• **Dataset records**
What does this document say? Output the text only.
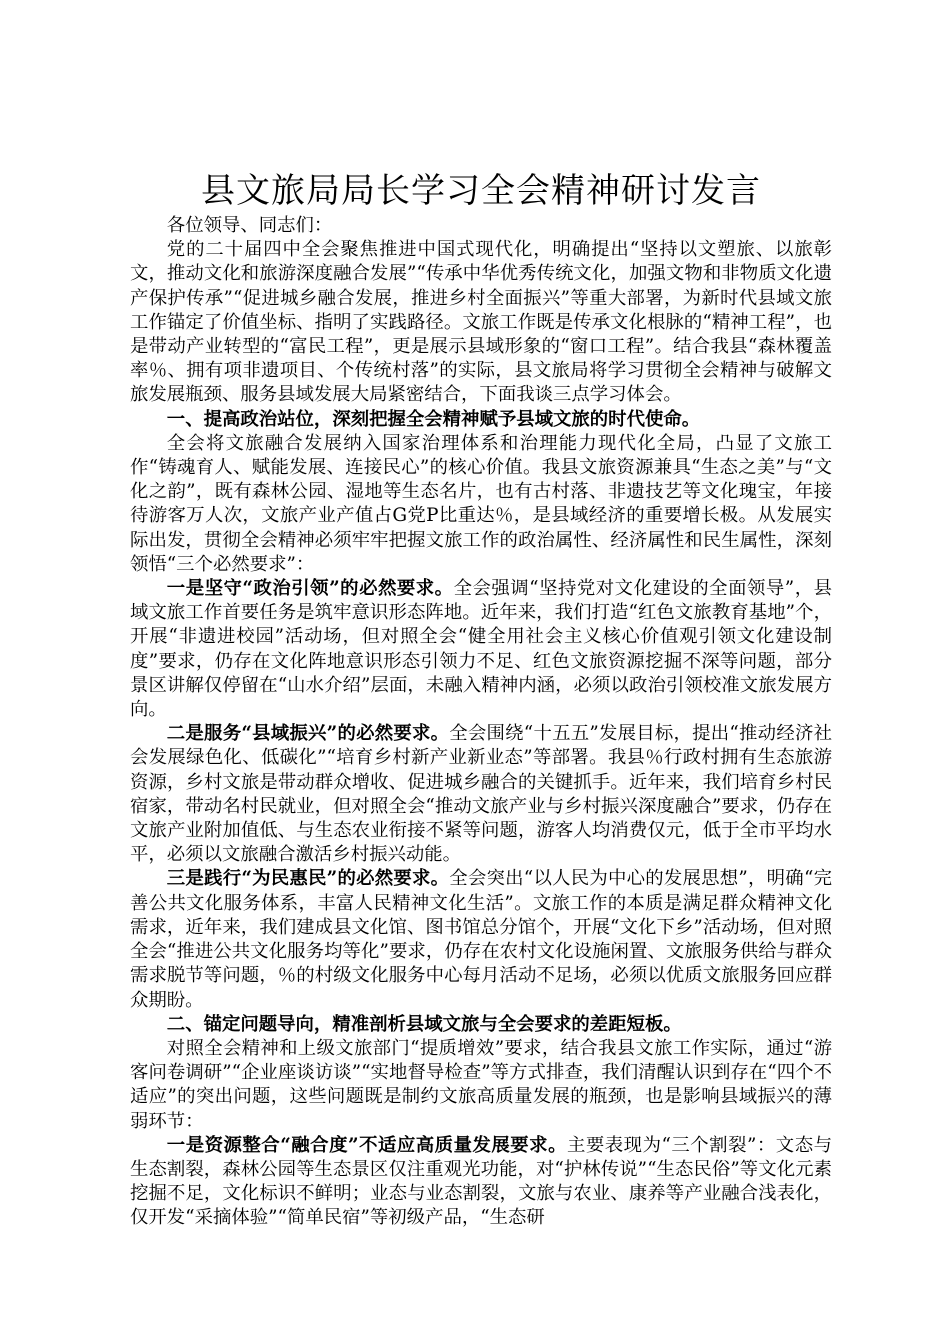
县文旅局局长学习全会精神研讨发言

各位领导、同志们：

党的二十届四中全会聚焦推进中国式现代化，明确提出“坚持以文塑旅、以旅彰文，推动文化和旅游深度融合发展”“传承中华优秀传统文化，加强文物和非物质文化遗产保护传承”“促进城乡融合发展，推进乡村全面振兴”等重大部署，为新时代县域文旅工作锚定了价值坐标、指明了实践路径。文旅工作既是传承文化根脉的“精神工程”，也是带动产业转型的“富民工程”，更是展示县域形象的“窗口工程”。结合我县“森林覆盖率％、拥有项非遗项目、个传统村落”的实际，县文旅局将学习贯彻全会精神与破解文旅发展瓶颈、服务县域发展大局紧密结合，下面我谈三点学习体会。

一、提高政治站位，深刻把握全会精神赋予县域文旅的时代使命。

全会将文旅融合发展纳入国家治理体系和治理能力现代化全局，凸显了文旅工作“铸魂育人、赋能发展、连接民心”的核心价值。我县文旅资源兼具“生态之美”与“文化之韵”，既有森林公园、湿地等生态名片，也有古村落、非遗技艺等文化瑰宝，年接待游客万人次，文旅产业产值占G党P比重达％，是县域经济的重要增长极。从发展实际出发，贯彻全会精神必须牢牢把握文旅工作的政治属性、经济属性和民生属性，深刻领悟“三个必然要求”：

一是坚守“政治引领”的必然要求。全会强调“坚持党对文化建设的全面领导”，县域文旅工作首要任务是筑牢意识形态阵地。近年来，我们打造“红色文旅教育基地”个，开展“非遗进校园”活动场，但对照全会“健全用社会主义核心价值观引领文化建设制度”要求，仍存在文化阵地意识形态引领力不足、红色文旅资源挖掘不深等问题，部分景区讲解仅停留在“山水介绍”层面，未融入精神内涵，必须以政治引领校准文旅发展方向。

二是服务“县域振兴”的必然要求。全会围绕“十五五”发展目标，提出“推动经济社会发展绿色化、低碳化”“培育乡村新产业新业态”等部署。我县％行政村拥有生态旅游资源，乡村文旅是带动群众增收、促进城乡融合的关键抓手。近年来，我们培育乡村民宿家，带动名村民就业，但对照全会“推动文旅产业与乡村振兴深度融合”要求，仍存在文旅产业附加值低、与生态农业衔接不紧等问题，游客人均消费仅元，低于全市平均水平，必须以文旅融合激活乡村振兴动能。

三是践行“为民惠民”的必然要求。全会突出“以人民为中心的发展思想”，明确“完善公共文化服务体系，丰富人民精神文化生活”。文旅工作的本质是满足群众精神文化需求，近年来，我们建成县文化馆、图书馆总分馆个，开展“文化下乡”活动场，但对照全会“推进公共文化服务均等化”要求，仍存在农村文化设施闲置、文旅服务供给与群众需求脱节等问题，％的村级文化服务中心每月活动不足场，必须以优质文旅服务回应群众期盼。

二、锚定问题导向，精准剖析县域文旅与全会要求的差距短板。

对照全会精神和上级文旅部门“提质增效”要求，结合我县文旅工作实际，通过“游客问卷调研”“企业座谈访谈”“实地督导检查”等方式排查，我们清醒认识到存在“四个不适应”的突出问题，这些问题既是制约文旅高质量发展的瓶颈，也是影响县域振兴的薄弱环节：

一是资源整合“融合度”不适应高质量发展要求。主要表现为“三个割裂”：文态与生态割裂，森林公园等生态景区仅注重观光功能，对“护林传说”“生态民俗”等文化元素挖掘不足，文化标识不鲜明；业态与业态割裂，文旅与农业、康养等产业融合浅表化，仅开发“采摘体验”“简单民宿”等初级产品，“生态研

• **Exercise requirements**
Pictures stay out; reproduce every line of the records exactly.

• **Response to this exercise**
What does this document say? Output the text only.
县文旅局局长学习全会精神研讨发言

各位领导、同志们：

党的二十届四中全会聚焦推进中国式现代化，明确提出“坚持以文塑旅、以旅彰文，推动文化和旅游深度融合发展”“传承中华优秀传统文化，加强文物和非物质文化遗产保护传承”“促进城乡融合发展，推进乡村全面振兴”等重大部署，为新时代县域文旅工作锚定了价值坐标、指明了实践路径。文旅工作既是传承文化根脉的“精神工程”，也是带动产业转型的“富民工程”，更是展示县域形象的“窗口工程”。结合我县“森林覆盖率％、拥有项非遗项目、个传统村落”的实际，县文旅局将学习贯彻全会精神与破解文旅发展瓶颈、服务县域发展大局紧密结合，下面我谈三点学习体会。

一、提高政治站位，深刻把握全会精神赋予县域文旅的时代使命。

全会将文旅融合发展纳入国家治理体系和治理能力现代化全局，凸显了文旅工作“铸魂育人、赋能发展、连接民心”的核心价值。我县文旅资源兼具“生态之美”与“文化之韵”，既有森林公园、湿地等生态名片，也有古村落、非遗技艺等文化瑰宝，年接待游客万人次，文旅产业产值占G党P比重达％，是县域经济的重要增长极。从发展实际出发，贯彻全会精神必须牢牢把握文旅工作的政治属性、经济属性和民生属性，深刻领悟“三个必然要求”：

一是坚守“政治引领”的必然要求。全会强调“坚持党对文化建设的全面领导”，县域文旅工作首要任务是筑牢意识形态阵地。近年来，我们打造“红色文旅教育基地”个，开展“非遗进校园”活动场，但对照全会“健全用社会主义核心价值观引领文化建设制度”要求，仍存在文化阵地意识形态引领力不足、红色文旅资源挖掘不深等问题，部分景区讲解仅停留在“山水介绍”层面，未融入精神内涵，必须以政治引领校准文旅发展方向。

二是服务“县域振兴”的必然要求。全会围绕“十五五”发展目标，提出“推动经济社会发展绿色化、低碳化”“培育乡村新产业新业态”等部署。我县％行政村拥有生态旅游资源，乡村文旅是带动群众增收、促进城乡融合的关键抓手。近年来，我们培育乡村民宿家，带动名村民就业，但对照全会“推动文旅产业与乡村振兴深度融合”要求，仍存在文旅产业附加值低、与生态农业衔接不紧等问题，游客人均消费仅元，低于全市平均水平，必须以文旅融合激活乡村振兴动能。

三是践行“为民惠民”的必然要求。全会突出“以人民为中心的发展思想”，明确“完善公共文化服务体系，丰富人民精神文化生活”。文旅工作的本质是满足群众精神文化需求，近年来，我们建成县文化馆、图书馆总分馆个，开展“文化下乡”活动场，但对照全会“推进公共文化服务均等化”要求，仍存在农村文化设施闲置、文旅服务供给与群众需求脱节等问题，％的村级文化服务中心每月活动不足场，必须以优质文旅服务回应群众期盼。

二、锚定问题导向，精准剖析县域文旅与全会要求的差距短板。

对照全会精神和上级文旅部门“提质增效”要求，结合我县文旅工作实际，通过“游客问卷调研”“企业座谈访谈”“实地督导检查”等方式排查，我们清醒认识到存在“四个不适应”的突出问题，这些问题既是制约文旅高质量发展的瓶颈，也是影响县域振兴的薄弱环节：

一是资源整合“融合度”不适应高质量发展要求。主要表现为“三个割裂”：文态与生态割裂，森林公园等生态景区仅注重观光功能，对“护林传说”“生态民俗”等文化元素挖掘不足，文化标识不鲜明；业态与业态割裂，文旅与农业、康养等产业融合浅表化，仅开发“采摘体验”“简单民宿”等初级产品，“生态研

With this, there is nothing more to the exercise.